RE: Colossal waste, Aug. 8.
Years ago Canadians who suffered a bite from a black fly or mosquito or tick had the comfort of knowing that these creatures were not vectors of disease. That has all changed with the introduction of West Nile, Lyme disease and Zika virus. Our world is changing.
John Scott appears to be quite knowledgeable in the subject of ticks and Lyme disease. His criticism of the recently announced health unit climate change study appears to be not particularly constructive. I am hopeful that this study is more than a study concerning Lyme disease.
Mr. Scott also appears critical of our medical community. I share Mr. Scott’s concern about Canadians having to seek medical treatment in the U.S. When someone like myself who has witnessed the medical treatment of a family member in Ontario (who suffers from chronic Lyme disease), one realizes how devastating this illness is. Maybe this opportunity should focus us on the aspect of prevention. Chronic Lyme disease appears to be an illness that is very difficult to diagnose and to treat. It seems to me that avoiding tick bites and doing tick checks is the key message that we need to reinforce and that aspect is not mentioned.
Mr. Scott’s letter touches on subjects like toxins in our food, water and medications. These subjects are not particularly unique to Wellington County. Likewise regulatory parameters that govern Ontario physicians are also not unique to Wellington County. These subjects seem best addressed at provincial and federal levels.
What is unique to Wellington County is our landlocked nature, in that we do not have ‘front row” access to a great lake for domestic water and sewage disposal proposes. One of our strengths in our community seems to be its progressive nature, the scientific resources located here and the knowledgeable residents. Our world is changing (possibly the emerald ash borer is another example of that) and I support any efforts to mitigate any negative effects of these changes.
I should also add that Wellington County’s Green Legacy program, which promotes tree planting, may be a good example of a local initiative that improves our environment and may have significant long-term benefits.
Hopefully this health unit study assists us with dealing with changes that seem to be forthcoming.

Provided records:
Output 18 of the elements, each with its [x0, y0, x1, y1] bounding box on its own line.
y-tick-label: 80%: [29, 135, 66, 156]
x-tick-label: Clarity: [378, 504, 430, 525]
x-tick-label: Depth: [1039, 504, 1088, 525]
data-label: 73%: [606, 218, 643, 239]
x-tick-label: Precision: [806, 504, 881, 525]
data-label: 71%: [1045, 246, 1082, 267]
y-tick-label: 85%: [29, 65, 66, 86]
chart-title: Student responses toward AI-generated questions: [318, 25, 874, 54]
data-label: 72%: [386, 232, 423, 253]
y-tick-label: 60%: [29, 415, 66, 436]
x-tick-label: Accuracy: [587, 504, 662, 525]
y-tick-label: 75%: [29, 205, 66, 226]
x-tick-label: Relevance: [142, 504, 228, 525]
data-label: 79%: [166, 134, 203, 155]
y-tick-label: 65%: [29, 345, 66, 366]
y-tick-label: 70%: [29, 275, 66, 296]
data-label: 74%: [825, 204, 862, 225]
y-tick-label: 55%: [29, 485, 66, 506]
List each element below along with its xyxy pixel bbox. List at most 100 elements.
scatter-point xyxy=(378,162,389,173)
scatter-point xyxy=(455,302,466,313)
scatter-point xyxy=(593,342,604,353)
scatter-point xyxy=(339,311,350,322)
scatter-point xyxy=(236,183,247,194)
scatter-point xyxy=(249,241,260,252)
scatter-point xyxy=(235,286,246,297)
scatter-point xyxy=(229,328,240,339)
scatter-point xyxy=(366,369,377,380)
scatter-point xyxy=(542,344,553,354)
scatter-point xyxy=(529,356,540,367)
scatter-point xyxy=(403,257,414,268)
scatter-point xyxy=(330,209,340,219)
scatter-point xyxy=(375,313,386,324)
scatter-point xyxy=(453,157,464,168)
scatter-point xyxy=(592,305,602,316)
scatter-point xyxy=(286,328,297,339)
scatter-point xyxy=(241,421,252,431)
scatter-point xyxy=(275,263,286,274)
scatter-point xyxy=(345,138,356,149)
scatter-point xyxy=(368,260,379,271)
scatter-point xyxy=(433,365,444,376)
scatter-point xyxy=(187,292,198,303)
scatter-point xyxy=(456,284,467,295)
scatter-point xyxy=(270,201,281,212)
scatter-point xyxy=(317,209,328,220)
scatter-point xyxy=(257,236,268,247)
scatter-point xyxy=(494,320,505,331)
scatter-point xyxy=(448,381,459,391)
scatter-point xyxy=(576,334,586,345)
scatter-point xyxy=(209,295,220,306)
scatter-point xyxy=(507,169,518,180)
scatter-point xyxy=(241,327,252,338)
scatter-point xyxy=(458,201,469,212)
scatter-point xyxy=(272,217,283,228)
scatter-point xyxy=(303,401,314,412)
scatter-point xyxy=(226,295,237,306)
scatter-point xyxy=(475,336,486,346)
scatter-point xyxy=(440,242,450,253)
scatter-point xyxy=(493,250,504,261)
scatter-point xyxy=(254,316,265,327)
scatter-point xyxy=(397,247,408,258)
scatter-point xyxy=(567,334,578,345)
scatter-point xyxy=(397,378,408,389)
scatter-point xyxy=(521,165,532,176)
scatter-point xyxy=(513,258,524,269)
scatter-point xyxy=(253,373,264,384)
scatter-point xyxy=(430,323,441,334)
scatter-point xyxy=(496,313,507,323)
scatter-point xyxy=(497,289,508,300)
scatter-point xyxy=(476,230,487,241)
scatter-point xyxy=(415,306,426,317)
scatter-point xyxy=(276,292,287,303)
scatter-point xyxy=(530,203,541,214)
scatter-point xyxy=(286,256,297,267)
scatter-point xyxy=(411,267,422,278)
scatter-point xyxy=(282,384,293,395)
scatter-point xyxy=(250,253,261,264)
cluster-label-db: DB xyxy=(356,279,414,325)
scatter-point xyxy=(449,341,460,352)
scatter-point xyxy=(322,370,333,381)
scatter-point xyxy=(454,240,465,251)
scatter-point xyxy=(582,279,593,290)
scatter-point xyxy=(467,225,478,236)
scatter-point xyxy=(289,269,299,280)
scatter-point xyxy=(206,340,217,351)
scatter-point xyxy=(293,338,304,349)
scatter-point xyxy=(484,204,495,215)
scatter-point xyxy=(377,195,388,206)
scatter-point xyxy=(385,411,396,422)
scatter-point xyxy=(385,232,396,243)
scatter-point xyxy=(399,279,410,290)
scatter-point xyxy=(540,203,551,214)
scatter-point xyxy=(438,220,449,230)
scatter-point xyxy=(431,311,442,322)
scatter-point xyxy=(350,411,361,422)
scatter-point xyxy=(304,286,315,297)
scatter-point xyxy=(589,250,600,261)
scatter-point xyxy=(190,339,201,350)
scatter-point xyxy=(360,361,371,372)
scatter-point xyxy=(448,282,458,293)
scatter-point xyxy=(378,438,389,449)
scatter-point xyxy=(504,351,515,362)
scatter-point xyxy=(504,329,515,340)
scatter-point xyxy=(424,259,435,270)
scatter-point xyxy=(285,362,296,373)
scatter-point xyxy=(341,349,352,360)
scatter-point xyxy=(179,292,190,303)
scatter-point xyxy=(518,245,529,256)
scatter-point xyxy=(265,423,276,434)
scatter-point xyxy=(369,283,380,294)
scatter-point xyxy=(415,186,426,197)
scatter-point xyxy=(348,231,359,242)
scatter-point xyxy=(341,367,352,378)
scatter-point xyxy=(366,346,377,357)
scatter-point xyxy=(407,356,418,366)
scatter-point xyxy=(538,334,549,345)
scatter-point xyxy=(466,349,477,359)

Work instruction: According to the letter, what key message about ticks should be reinforced? The data has no role here.

Worked solution: Avoiding tick bites and doing tick checks.